[start of RECORD EXTRACTS]

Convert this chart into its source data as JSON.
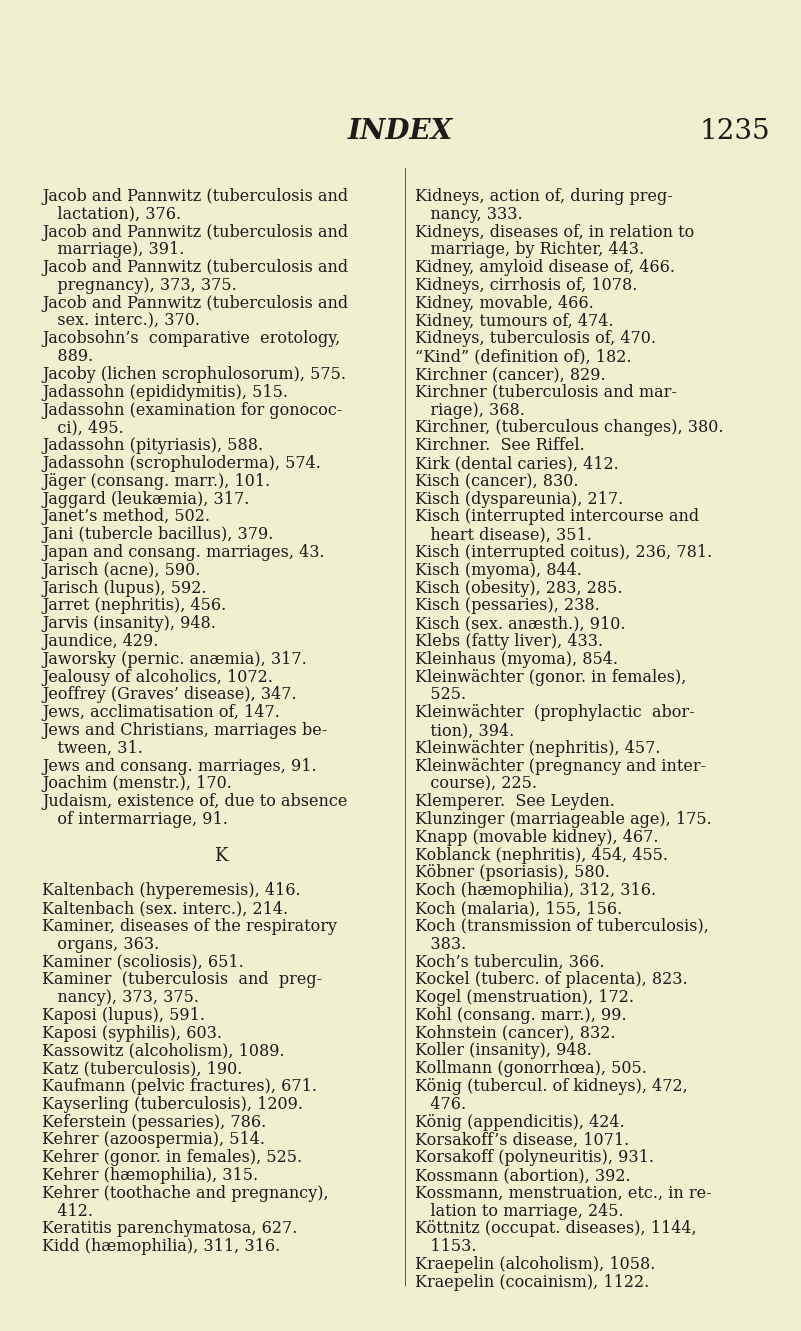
{
  "background_color": "#f0efcf",
  "title": "INDEX",
  "page_number": "1235",
  "title_fontsize": 20,
  "page_fontsize": 20,
  "text_fontsize": 11.5,
  "k_fontsize": 13,
  "left_column": [
    [
      "Jacob and Pannwitz (tuberculosis and",
      false
    ],
    [
      "   lactation), 376.",
      false
    ],
    [
      "Jacob and Pannwitz (tuberculosis and",
      false
    ],
    [
      "   marriage), 391.",
      false
    ],
    [
      "Jacob and Pannwitz (tuberculosis and",
      false
    ],
    [
      "   pregnancy), 373, 375.",
      false
    ],
    [
      "Jacob and Pannwitz (tuberculosis and",
      false
    ],
    [
      "   sex. interc.), 370.",
      false
    ],
    [
      "Jacobsohn’s  comparative  erotology,",
      false
    ],
    [
      "   889.",
      false
    ],
    [
      "Jacoby (lichen scrophulosorum), 575.",
      false
    ],
    [
      "Jadassohn (epididymitis), 515.",
      false
    ],
    [
      "Jadassohn (examination for gonococ-",
      false
    ],
    [
      "   ci), 495.",
      false
    ],
    [
      "Jadassohn (pityriasis), 588.",
      false
    ],
    [
      "Jadassohn (scrophuloderma), 574.",
      false
    ],
    [
      "Jäger (consang. marr.), 101.",
      false
    ],
    [
      "Jaggard (leukæmia), 317.",
      false
    ],
    [
      "Janet’s method, 502.",
      false
    ],
    [
      "Jani (tubercle bacillus), 379.",
      false
    ],
    [
      "Japan and consang. marriages, 43.",
      false
    ],
    [
      "Jarisch (acne), 590.",
      false
    ],
    [
      "Jarisch (lupus), 592.",
      false
    ],
    [
      "Jarret (nephritis), 456.",
      false
    ],
    [
      "Jarvis (insanity), 948.",
      false
    ],
    [
      "Jaundice, 429.",
      false
    ],
    [
      "Jaworsky (pernic. anæmia), 317.",
      false
    ],
    [
      "Jealousy of alcoholics, 1072.",
      false
    ],
    [
      "Jeoffrey (Graves’ disease), 347.",
      false
    ],
    [
      "Jews, acclimatisation of, 147.",
      false
    ],
    [
      "Jews and Christians, marriages be-",
      false
    ],
    [
      "   tween, 31.",
      false
    ],
    [
      "Jews and consang. marriages, 91.",
      false
    ],
    [
      "Joachim (menstr.), 170.",
      false
    ],
    [
      "Judaism, existence of, due to absence",
      false
    ],
    [
      "   of intermarriage, 91.",
      false
    ],
    [
      "",
      false
    ],
    [
      "K",
      true
    ],
    [
      "",
      false
    ],
    [
      "Kaltenbach (hyperemesis), 416.",
      false
    ],
    [
      "Kaltenbach (sex. interc.), 214.",
      false
    ],
    [
      "Kaminer, diseases of the respiratory",
      false
    ],
    [
      "   organs, 363.",
      false
    ],
    [
      "Kaminer (scoliosis), 651.",
      false
    ],
    [
      "Kaminer  (tuberculosis  and  preg-",
      false
    ],
    [
      "   nancy), 373, 375.",
      false
    ],
    [
      "Kaposi (lupus), 591.",
      false
    ],
    [
      "Kaposi (syphilis), 603.",
      false
    ],
    [
      "Kassowitz (alcoholism), 1089.",
      false
    ],
    [
      "Katz (tuberculosis), 190.",
      false
    ],
    [
      "Kaufmann (pelvic fractures), 671.",
      false
    ],
    [
      "Kayserling (tuberculosis), 1209.",
      false
    ],
    [
      "Keferstein (pessaries), 786.",
      false
    ],
    [
      "Kehrer (azoospermia), 514.",
      false
    ],
    [
      "Kehrer (gonor. in females), 525.",
      false
    ],
    [
      "Kehrer (hæmophilia), 315.",
      false
    ],
    [
      "Kehrer (toothache and pregnancy),",
      false
    ],
    [
      "   412.",
      false
    ],
    [
      "Keratitis parenchymatosa, 627.",
      false
    ],
    [
      "Kidd (hæmophilia), 311, 316.",
      false
    ]
  ],
  "right_column": [
    "Kidneys, action of, during preg-",
    "   nancy, 333.",
    "Kidneys, diseases of, in relation to",
    "   marriage, by Richter, 443.",
    "Kidney, amyloid disease of, 466.",
    "Kidneys, cirrhosis of, 1078.",
    "Kidney, movable, 466.",
    "Kidney, tumours of, 474.",
    "Kidneys, tuberculosis of, 470.",
    "“Kind” (definition of), 182.",
    "Kirchner (cancer), 829.",
    "Kirchner (tuberculosis and mar-",
    "   riage), 368.",
    "Kirchner, (tuberculous changes), 380.",
    "Kirchner.  See Riffel.",
    "Kirk (dental caries), 412.",
    "Kisch (cancer), 830.",
    "Kisch (dyspareunia), 217.",
    "Kisch (interrupted intercourse and",
    "   heart disease), 351.",
    "Kisch (interrupted coitus), 236, 781.",
    "Kisch (myoma), 844.",
    "Kisch (obesity), 283, 285.",
    "Kisch (pessaries), 238.",
    "Kisch (sex. anæsth.), 910.",
    "Klebs (fatty liver), 433.",
    "Kleinhaus (myoma), 854.",
    "Kleinwächter (gonor. in females),",
    "   525.",
    "Kleinwächter  (prophylactic  abor-",
    "   tion), 394.",
    "Kleinwächter (nephritis), 457.",
    "Kleinwächter (pregnancy and inter-",
    "   course), 225.",
    "Klemperer.  See Leyden.",
    "Klunzinger (marriageable age), 175.",
    "Knapp (movable kidney), 467.",
    "Koblanck (nephritis), 454, 455.",
    "Köbner (psoriasis), 580.",
    "Koch (hæmophilia), 312, 316.",
    "Koch (malaria), 155, 156.",
    "Koch (transmission of tuberculosis),",
    "   383.",
    "Koch’s tuberculin, 366.",
    "Kockel (tuberc. of placenta), 823.",
    "Kogel (menstruation), 172.",
    "Kohl (consang. marr.), 99.",
    "Kohnstein (cancer), 832.",
    "Koller (insanity), 948.",
    "Kollmann (gonorrhœa), 505.",
    "König (tubercul. of kidneys), 472,",
    "   476.",
    "König (appendicitis), 424.",
    "Korsakoff’s disease, 1071.",
    "Korsakoff (polyneuritis), 931.",
    "Kossmann (abortion), 392.",
    "Kossmann, menstruation, etc., in re-",
    "   lation to marriage, 245.",
    "Köttnitz (occupat. diseases), 1144,",
    "   1153.",
    "Kraepelin (alcoholism), 1058.",
    "Kraepelin (cocainism), 1122."
  ]
}
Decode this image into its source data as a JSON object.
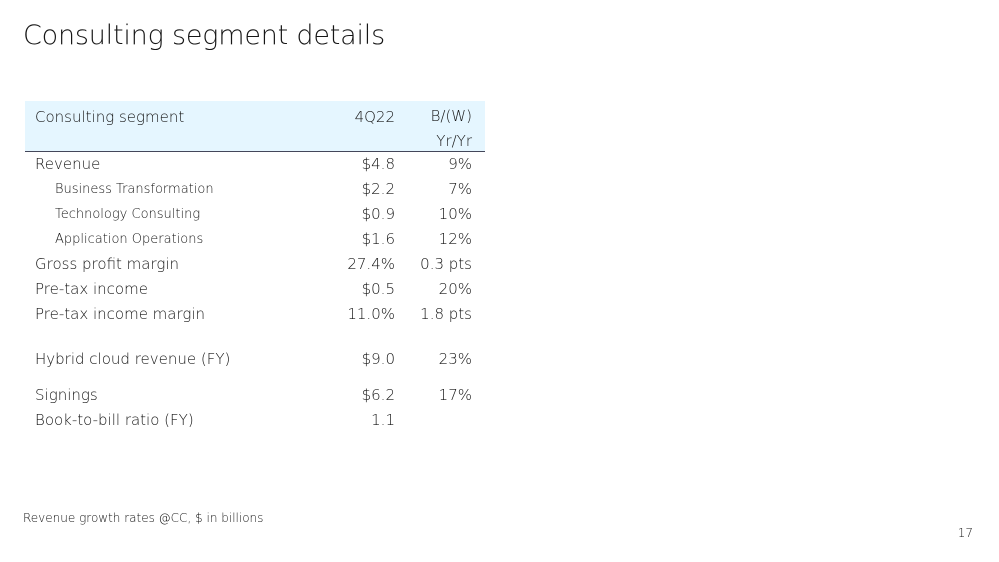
{
  "slide": {
    "title": "Consulting segment details",
    "footnote": "Revenue growth rates @CC, $ in billions",
    "page_number": "17"
  },
  "table": {
    "header": {
      "label": "Consulting segment",
      "period": "4Q22",
      "change_line1": "B/(W)",
      "change_line2": "Yr/Yr"
    },
    "rows": [
      {
        "label": "Revenue",
        "value": "$4.8",
        "change": "9%"
      },
      {
        "label": "Business Transformation",
        "value": "$2.2",
        "change": "7%"
      },
      {
        "label": "Technology Consulting",
        "value": "$0.9",
        "change": "10%"
      },
      {
        "label": "Application Operations",
        "value": "$1.6",
        "change": "12%"
      },
      {
        "label": "Gross profit margin",
        "value": "27.4%",
        "change": "0.3 pts"
      },
      {
        "label": "Pre-tax income",
        "value": "$0.5",
        "change": "20%"
      },
      {
        "label": "Pre-tax income margin",
        "value": "11.0%",
        "change": "1.8 pts"
      },
      {
        "label": "Hybrid cloud revenue (FY)",
        "value": "$9.0",
        "change": "23%"
      },
      {
        "label": "Signings",
        "value": "$6.2",
        "change": "17%"
      },
      {
        "label": "Book-to-bill ratio (FY)",
        "value": "1.1",
        "change": ""
      }
    ]
  }
}
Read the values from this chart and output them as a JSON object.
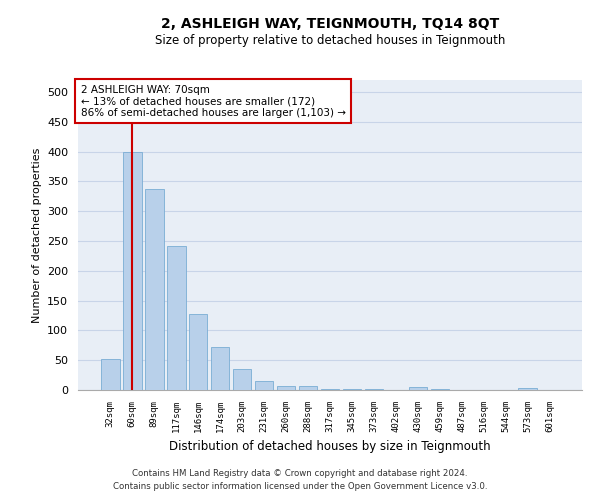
{
  "title": "2, ASHLEIGH WAY, TEIGNMOUTH, TQ14 8QT",
  "subtitle": "Size of property relative to detached houses in Teignmouth",
  "xlabel": "Distribution of detached houses by size in Teignmouth",
  "ylabel": "Number of detached properties",
  "categories": [
    "32sqm",
    "60sqm",
    "89sqm",
    "117sqm",
    "146sqm",
    "174sqm",
    "203sqm",
    "231sqm",
    "260sqm",
    "288sqm",
    "317sqm",
    "345sqm",
    "373sqm",
    "402sqm",
    "430sqm",
    "459sqm",
    "487sqm",
    "516sqm",
    "544sqm",
    "573sqm",
    "601sqm"
  ],
  "values": [
    52,
    400,
    338,
    241,
    128,
    72,
    35,
    15,
    7,
    6,
    1,
    1,
    1,
    0,
    5,
    2,
    0,
    0,
    0,
    4,
    0
  ],
  "bar_color": "#b8d0ea",
  "bar_edge_color": "#7aadd4",
  "vline_color": "#cc0000",
  "vline_pos": 1.5,
  "annotation_text": "2 ASHLEIGH WAY: 70sqm\n← 13% of detached houses are smaller (172)\n86% of semi-detached houses are larger (1,103) →",
  "annotation_box_color": "#ffffff",
  "annotation_box_edge": "#cc0000",
  "grid_color": "#c8d4e8",
  "background_color": "#e8eef6",
  "footer1": "Contains HM Land Registry data © Crown copyright and database right 2024.",
  "footer2": "Contains public sector information licensed under the Open Government Licence v3.0.",
  "ylim": [
    0,
    520
  ],
  "yticks": [
    0,
    50,
    100,
    150,
    200,
    250,
    300,
    350,
    400,
    450,
    500
  ]
}
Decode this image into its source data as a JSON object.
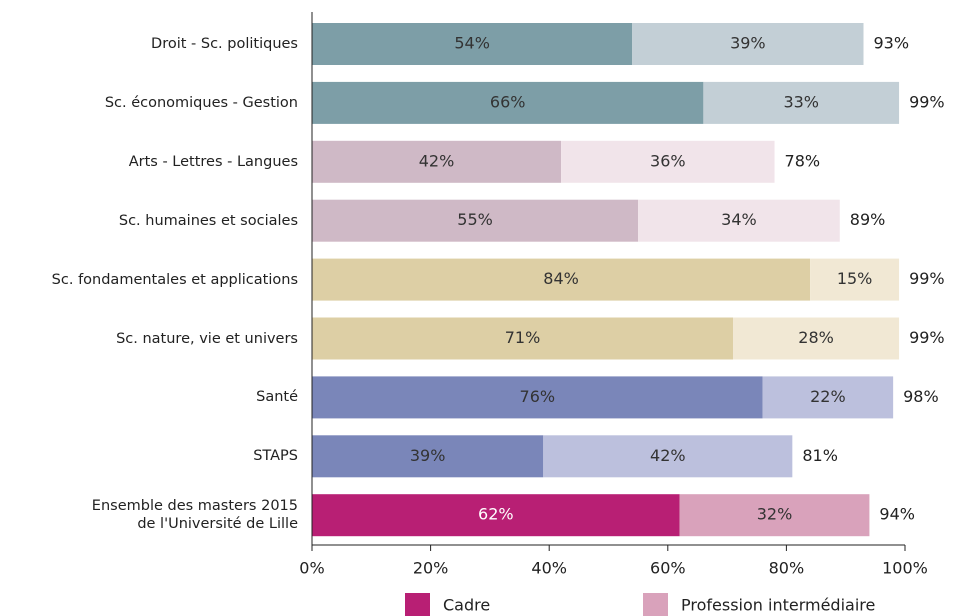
{
  "chart_data": {
    "type": "stacked_barh",
    "categories": [
      "Droit - Sc. politiques",
      "Sc. économiques - Gestion",
      "Arts - Lettres - Langues",
      "Sc. humaines et sociales",
      "Sc. fondamentales et applications",
      "Sc. nature, vie et univers",
      "Santé",
      "STAPS",
      "Ensemble des masters 2015\nde l'Université de Lille"
    ],
    "series": [
      {
        "name": "Cadre",
        "color": "#b81f74",
        "colors": [
          "#7d9ea7",
          "#7d9ea7",
          "#cfb9c6",
          "#cfb9c6",
          "#ddcfa5",
          "#ddcfa5",
          "#7a86b9",
          "#7a86b9",
          "#b81f74"
        ],
        "values": [
          54,
          66,
          42,
          55,
          84,
          71,
          76,
          39,
          62
        ],
        "value_labels": [
          "54%",
          "66%",
          "42%",
          "55%",
          "84%",
          "71%",
          "76%",
          "39%",
          "62%"
        ]
      },
      {
        "name": "Profession intermédiaire",
        "color": "#d9a2bb",
        "colors": [
          "#c3cfd6",
          "#c3cfd6",
          "#f1e4ea",
          "#f1e4ea",
          "#f1e8d4",
          "#f1e8d4",
          "#bcc0dd",
          "#bcc0dd",
          "#d9a2bb"
        ],
        "values": [
          39,
          33,
          36,
          34,
          15,
          28,
          22,
          42,
          32
        ],
        "value_labels": [
          "39%",
          "33%",
          "36%",
          "34%",
          "15%",
          "28%",
          "22%",
          "42%",
          "32%"
        ]
      }
    ],
    "totals": [
      93,
      99,
      78,
      89,
      99,
      99,
      98,
      81,
      94
    ],
    "total_labels": [
      "93%",
      "99%",
      "78%",
      "89%",
      "99%",
      "99%",
      "98%",
      "81%",
      "94%"
    ],
    "xlim": [
      0,
      100
    ],
    "xticks": [
      {
        "value": 0,
        "label": "0%"
      },
      {
        "value": 20,
        "label": "20%"
      },
      {
        "value": 40,
        "label": "40%"
      },
      {
        "value": 60,
        "label": "60%"
      },
      {
        "value": 80,
        "label": "80%"
      },
      {
        "value": 100,
        "label": "100%"
      }
    ],
    "legend": "bottom"
  }
}
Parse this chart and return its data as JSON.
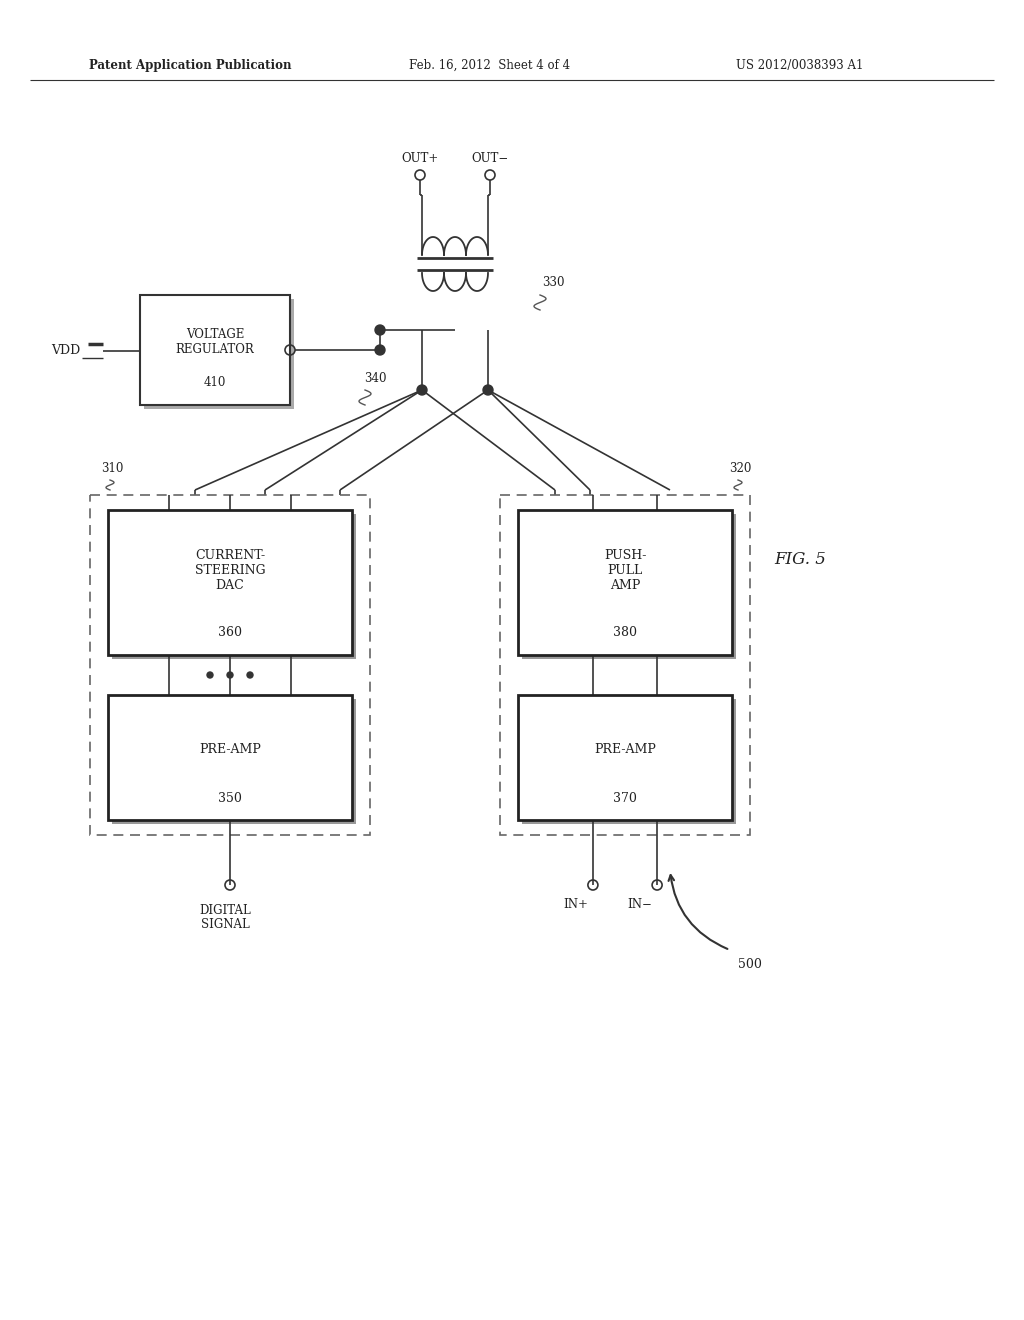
{
  "background_color": "#ffffff",
  "header_left": "Patent Application Publication",
  "header_center": "Feb. 16, 2012  Sheet 4 of 4",
  "header_right": "US 2012/0038393 A1",
  "line_color": "#333333",
  "text_color": "#222222"
}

[end of RECORD EXTRACTS]

PROBLEM:
Report every line in the data above in which the word "Jews" appears.

CORRECT OUTPUT:
      "Jews, acclimatisation of, 147.",
      "Jews and Christians, marriages be-",
      "Jews and consang. marriages, 91.",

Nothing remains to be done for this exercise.